AVAILABLE DATA

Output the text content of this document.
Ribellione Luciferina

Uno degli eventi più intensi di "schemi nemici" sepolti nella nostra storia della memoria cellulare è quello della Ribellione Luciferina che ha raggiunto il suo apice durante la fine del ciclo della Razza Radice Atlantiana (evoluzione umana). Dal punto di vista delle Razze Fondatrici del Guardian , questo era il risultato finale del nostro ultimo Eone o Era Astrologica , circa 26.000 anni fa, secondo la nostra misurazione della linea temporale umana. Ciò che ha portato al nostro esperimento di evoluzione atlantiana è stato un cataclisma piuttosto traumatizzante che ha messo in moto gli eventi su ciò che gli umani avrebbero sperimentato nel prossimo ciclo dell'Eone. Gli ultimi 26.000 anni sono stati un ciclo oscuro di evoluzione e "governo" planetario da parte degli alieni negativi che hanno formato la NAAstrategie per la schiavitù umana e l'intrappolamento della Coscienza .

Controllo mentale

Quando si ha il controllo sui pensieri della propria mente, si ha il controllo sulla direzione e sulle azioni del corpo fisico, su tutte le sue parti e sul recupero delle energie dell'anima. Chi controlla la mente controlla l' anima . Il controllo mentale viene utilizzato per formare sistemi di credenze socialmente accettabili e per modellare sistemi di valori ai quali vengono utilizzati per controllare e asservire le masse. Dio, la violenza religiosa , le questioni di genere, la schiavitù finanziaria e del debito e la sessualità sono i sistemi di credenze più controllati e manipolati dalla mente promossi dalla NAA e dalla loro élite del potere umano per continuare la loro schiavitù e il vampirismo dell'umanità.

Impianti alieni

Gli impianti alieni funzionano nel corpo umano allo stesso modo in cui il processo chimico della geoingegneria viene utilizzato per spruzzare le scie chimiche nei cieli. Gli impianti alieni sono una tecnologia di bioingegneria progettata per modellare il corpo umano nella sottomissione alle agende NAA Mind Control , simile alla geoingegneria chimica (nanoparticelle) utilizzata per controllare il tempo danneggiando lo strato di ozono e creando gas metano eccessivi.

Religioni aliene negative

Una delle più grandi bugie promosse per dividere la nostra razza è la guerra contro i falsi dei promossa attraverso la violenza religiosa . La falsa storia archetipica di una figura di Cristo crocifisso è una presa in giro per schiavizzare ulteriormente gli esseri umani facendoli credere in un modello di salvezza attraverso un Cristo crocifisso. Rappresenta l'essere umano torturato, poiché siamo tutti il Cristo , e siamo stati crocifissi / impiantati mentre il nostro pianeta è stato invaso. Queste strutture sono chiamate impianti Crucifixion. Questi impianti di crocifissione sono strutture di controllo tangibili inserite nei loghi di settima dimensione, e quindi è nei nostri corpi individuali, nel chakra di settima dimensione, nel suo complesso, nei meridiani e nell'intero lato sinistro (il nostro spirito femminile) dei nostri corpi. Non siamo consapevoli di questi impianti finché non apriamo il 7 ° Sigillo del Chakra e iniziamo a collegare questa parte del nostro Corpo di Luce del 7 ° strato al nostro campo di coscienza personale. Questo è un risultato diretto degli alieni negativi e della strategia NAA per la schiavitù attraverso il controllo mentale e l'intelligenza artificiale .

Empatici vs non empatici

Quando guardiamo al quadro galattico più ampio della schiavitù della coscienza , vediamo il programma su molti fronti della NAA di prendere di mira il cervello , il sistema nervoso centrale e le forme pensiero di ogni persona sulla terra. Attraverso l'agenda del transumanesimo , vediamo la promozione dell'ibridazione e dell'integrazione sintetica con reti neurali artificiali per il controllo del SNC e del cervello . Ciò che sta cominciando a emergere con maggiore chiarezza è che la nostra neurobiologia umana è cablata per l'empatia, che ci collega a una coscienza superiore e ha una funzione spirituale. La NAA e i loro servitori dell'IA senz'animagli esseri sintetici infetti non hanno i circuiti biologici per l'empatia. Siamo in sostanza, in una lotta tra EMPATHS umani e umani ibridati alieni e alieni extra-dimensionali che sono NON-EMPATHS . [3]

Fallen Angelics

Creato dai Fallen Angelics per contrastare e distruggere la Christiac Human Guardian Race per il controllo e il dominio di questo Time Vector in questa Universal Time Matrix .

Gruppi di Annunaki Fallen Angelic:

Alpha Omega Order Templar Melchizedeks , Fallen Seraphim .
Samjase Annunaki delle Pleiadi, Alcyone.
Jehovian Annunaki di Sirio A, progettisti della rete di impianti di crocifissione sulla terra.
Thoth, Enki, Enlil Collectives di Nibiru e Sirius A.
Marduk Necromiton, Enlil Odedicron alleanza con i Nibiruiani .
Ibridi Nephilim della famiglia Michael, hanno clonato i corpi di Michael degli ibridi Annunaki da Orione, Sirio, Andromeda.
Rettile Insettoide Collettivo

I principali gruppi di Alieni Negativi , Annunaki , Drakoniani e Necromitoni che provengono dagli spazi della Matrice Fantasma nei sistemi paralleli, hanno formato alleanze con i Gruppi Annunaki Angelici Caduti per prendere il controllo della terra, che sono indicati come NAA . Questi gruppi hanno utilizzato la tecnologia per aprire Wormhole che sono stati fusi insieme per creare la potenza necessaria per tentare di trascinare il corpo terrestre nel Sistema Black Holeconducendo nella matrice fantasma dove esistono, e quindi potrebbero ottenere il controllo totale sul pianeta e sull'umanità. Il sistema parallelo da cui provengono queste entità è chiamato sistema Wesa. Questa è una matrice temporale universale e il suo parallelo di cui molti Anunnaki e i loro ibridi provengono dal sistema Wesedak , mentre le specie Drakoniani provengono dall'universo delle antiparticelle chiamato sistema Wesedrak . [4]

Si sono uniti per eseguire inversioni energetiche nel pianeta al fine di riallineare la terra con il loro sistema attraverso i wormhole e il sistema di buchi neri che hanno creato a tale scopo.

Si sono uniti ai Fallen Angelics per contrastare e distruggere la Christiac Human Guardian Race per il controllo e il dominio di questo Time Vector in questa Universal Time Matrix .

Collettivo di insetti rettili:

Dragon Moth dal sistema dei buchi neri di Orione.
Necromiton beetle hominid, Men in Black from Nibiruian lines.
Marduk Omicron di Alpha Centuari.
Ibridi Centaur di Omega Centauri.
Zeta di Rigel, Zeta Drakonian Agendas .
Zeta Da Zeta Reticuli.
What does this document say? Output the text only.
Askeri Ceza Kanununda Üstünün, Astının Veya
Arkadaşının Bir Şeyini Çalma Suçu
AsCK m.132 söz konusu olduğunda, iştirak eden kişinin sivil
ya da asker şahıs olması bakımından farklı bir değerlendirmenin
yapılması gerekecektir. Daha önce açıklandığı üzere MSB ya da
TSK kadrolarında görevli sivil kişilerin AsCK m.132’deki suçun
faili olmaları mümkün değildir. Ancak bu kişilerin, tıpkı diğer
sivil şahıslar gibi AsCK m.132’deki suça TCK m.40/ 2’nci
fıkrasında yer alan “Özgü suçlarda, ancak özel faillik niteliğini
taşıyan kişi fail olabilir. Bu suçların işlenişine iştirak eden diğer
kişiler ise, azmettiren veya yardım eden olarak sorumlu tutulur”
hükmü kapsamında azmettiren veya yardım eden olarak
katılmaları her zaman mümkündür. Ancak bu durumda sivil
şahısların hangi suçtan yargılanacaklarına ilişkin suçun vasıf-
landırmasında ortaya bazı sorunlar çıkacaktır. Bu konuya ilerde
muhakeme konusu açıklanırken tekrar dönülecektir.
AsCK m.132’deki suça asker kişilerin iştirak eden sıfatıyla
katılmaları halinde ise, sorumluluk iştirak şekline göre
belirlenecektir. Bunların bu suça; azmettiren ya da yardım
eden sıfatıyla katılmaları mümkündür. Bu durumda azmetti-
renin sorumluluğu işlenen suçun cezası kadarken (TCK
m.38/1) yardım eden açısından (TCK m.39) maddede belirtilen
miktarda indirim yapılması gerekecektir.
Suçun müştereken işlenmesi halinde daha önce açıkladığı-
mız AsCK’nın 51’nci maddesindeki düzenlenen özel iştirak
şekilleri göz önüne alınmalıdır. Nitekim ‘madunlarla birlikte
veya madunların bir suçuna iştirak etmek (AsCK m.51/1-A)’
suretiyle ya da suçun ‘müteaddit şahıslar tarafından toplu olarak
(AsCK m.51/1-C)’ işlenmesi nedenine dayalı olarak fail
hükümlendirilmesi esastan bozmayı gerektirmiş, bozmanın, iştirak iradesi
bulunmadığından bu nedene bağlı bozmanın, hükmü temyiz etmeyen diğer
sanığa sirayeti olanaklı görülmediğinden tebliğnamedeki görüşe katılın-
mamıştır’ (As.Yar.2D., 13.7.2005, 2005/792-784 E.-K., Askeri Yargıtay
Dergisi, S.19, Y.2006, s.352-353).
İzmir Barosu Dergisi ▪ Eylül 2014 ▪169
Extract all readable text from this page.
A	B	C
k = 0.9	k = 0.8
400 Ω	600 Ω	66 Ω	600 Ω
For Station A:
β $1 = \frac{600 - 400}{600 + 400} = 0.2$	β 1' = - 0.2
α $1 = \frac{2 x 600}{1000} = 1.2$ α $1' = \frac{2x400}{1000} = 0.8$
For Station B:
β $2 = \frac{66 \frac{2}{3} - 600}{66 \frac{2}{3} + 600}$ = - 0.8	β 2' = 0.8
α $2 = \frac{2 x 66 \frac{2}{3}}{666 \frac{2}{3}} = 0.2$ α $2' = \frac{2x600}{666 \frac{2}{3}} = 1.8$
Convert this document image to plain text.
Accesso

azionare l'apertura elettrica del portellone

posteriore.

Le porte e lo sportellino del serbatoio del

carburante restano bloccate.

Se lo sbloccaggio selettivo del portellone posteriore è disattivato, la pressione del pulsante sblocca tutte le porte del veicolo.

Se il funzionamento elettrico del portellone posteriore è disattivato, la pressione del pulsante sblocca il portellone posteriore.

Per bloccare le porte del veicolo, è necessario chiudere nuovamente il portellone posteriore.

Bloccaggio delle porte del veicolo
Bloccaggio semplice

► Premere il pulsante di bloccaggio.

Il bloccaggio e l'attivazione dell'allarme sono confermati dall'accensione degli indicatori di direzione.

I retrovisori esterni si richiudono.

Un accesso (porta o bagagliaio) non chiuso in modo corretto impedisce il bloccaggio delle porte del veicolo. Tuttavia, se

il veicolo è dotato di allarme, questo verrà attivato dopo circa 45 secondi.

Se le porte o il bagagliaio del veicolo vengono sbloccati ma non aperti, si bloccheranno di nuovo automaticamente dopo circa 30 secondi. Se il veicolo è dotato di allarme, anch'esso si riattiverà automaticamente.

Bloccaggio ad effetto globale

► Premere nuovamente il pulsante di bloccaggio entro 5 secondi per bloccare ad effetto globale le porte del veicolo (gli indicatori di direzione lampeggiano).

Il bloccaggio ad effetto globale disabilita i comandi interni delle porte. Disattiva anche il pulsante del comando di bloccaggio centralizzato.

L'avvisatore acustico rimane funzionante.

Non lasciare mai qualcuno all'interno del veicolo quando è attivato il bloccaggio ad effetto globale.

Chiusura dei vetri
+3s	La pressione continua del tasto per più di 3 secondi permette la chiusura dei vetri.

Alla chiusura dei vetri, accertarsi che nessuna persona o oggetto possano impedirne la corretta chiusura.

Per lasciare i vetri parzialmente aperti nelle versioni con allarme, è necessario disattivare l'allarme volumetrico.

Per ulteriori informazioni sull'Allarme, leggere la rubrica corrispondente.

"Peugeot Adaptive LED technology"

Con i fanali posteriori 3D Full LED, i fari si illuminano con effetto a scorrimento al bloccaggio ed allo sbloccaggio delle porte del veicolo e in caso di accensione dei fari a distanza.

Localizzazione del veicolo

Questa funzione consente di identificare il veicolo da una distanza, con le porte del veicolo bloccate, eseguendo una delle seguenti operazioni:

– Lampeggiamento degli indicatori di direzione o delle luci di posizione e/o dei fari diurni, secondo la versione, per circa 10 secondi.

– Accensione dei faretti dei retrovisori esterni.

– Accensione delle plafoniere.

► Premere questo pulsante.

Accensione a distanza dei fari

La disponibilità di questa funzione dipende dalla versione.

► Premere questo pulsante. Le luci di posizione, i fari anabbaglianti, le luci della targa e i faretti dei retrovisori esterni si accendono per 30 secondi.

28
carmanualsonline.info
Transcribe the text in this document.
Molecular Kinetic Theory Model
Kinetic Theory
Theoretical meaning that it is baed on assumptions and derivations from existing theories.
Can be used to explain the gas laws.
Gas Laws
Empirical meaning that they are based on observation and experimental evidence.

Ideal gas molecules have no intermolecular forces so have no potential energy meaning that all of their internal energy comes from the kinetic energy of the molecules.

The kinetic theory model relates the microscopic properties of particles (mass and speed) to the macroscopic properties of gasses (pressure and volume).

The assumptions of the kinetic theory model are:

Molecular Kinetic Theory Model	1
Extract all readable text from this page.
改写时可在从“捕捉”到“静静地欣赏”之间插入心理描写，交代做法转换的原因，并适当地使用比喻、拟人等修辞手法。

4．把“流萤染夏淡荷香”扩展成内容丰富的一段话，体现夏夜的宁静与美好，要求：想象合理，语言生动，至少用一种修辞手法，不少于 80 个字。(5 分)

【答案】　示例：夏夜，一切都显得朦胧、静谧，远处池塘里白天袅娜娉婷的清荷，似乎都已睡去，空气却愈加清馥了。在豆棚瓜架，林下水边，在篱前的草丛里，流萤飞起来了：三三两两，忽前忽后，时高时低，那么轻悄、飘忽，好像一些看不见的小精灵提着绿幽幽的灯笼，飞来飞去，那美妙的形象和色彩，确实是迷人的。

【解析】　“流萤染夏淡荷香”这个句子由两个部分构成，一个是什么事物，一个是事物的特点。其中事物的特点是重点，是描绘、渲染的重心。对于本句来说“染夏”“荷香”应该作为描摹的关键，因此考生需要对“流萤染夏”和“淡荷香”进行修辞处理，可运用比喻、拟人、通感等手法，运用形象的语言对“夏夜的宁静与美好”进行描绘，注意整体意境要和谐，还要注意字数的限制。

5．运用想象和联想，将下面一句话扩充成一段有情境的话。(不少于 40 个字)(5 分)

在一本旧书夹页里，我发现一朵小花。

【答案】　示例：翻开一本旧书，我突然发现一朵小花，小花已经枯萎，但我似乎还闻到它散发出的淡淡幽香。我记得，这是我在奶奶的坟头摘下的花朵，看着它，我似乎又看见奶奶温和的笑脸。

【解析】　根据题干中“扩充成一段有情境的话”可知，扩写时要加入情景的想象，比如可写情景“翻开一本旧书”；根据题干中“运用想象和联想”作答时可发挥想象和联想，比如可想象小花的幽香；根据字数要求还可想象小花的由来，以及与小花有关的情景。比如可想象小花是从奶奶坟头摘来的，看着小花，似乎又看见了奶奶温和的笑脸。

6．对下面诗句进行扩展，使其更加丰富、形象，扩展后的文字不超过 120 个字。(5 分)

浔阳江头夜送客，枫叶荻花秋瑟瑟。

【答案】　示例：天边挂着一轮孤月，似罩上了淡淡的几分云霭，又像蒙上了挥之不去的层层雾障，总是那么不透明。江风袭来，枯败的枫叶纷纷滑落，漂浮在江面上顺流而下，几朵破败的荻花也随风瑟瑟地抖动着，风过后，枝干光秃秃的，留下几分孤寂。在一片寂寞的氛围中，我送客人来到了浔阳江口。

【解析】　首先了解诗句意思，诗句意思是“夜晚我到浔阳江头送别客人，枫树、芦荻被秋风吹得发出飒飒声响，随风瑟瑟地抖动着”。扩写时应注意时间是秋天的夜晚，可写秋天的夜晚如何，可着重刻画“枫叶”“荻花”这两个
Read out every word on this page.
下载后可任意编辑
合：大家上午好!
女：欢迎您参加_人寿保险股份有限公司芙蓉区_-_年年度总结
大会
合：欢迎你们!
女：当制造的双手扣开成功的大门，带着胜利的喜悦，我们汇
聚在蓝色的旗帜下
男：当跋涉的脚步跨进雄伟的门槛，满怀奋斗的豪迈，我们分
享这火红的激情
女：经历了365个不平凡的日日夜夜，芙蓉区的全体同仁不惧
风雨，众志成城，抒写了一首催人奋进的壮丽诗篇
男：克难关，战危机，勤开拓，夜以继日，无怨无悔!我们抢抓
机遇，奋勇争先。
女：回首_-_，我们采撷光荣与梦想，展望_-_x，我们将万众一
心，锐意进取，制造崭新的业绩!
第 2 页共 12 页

EXERCISE
Go back to the data above and please quote exactly, and only, the lines from the line with "Read out every word on this page." through its last line.

SOLUTION
Read out every word on this page.
下载后可任意编辑
合：大家上午好!
女：欢迎您参加_人寿保险股份有限公司芙蓉区_-_年年度总结
大会
合：欢迎你们!
女：当制造的双手扣开成功的大门，带着胜利的喜悦，我们汇
聚在蓝色的旗帜下
男：当跋涉的脚步跨进雄伟的门槛，满怀奋斗的豪迈，我们分
享这火红的激情
女：经历了365个不平凡的日日夜夜，芙蓉区的全体同仁不惧
风雨，众志成城，抒写了一首催人奋进的壮丽诗篇
男：克难关，战危机，勤开拓，夜以继日，无怨无悔!我们抢抓
机遇，奋勇争先。
女：回首_-_，我们采撷光荣与梦想，展望_-_x，我们将万众一
心，锐意进取，制造崭新的业绩!
第 2 页共 12 页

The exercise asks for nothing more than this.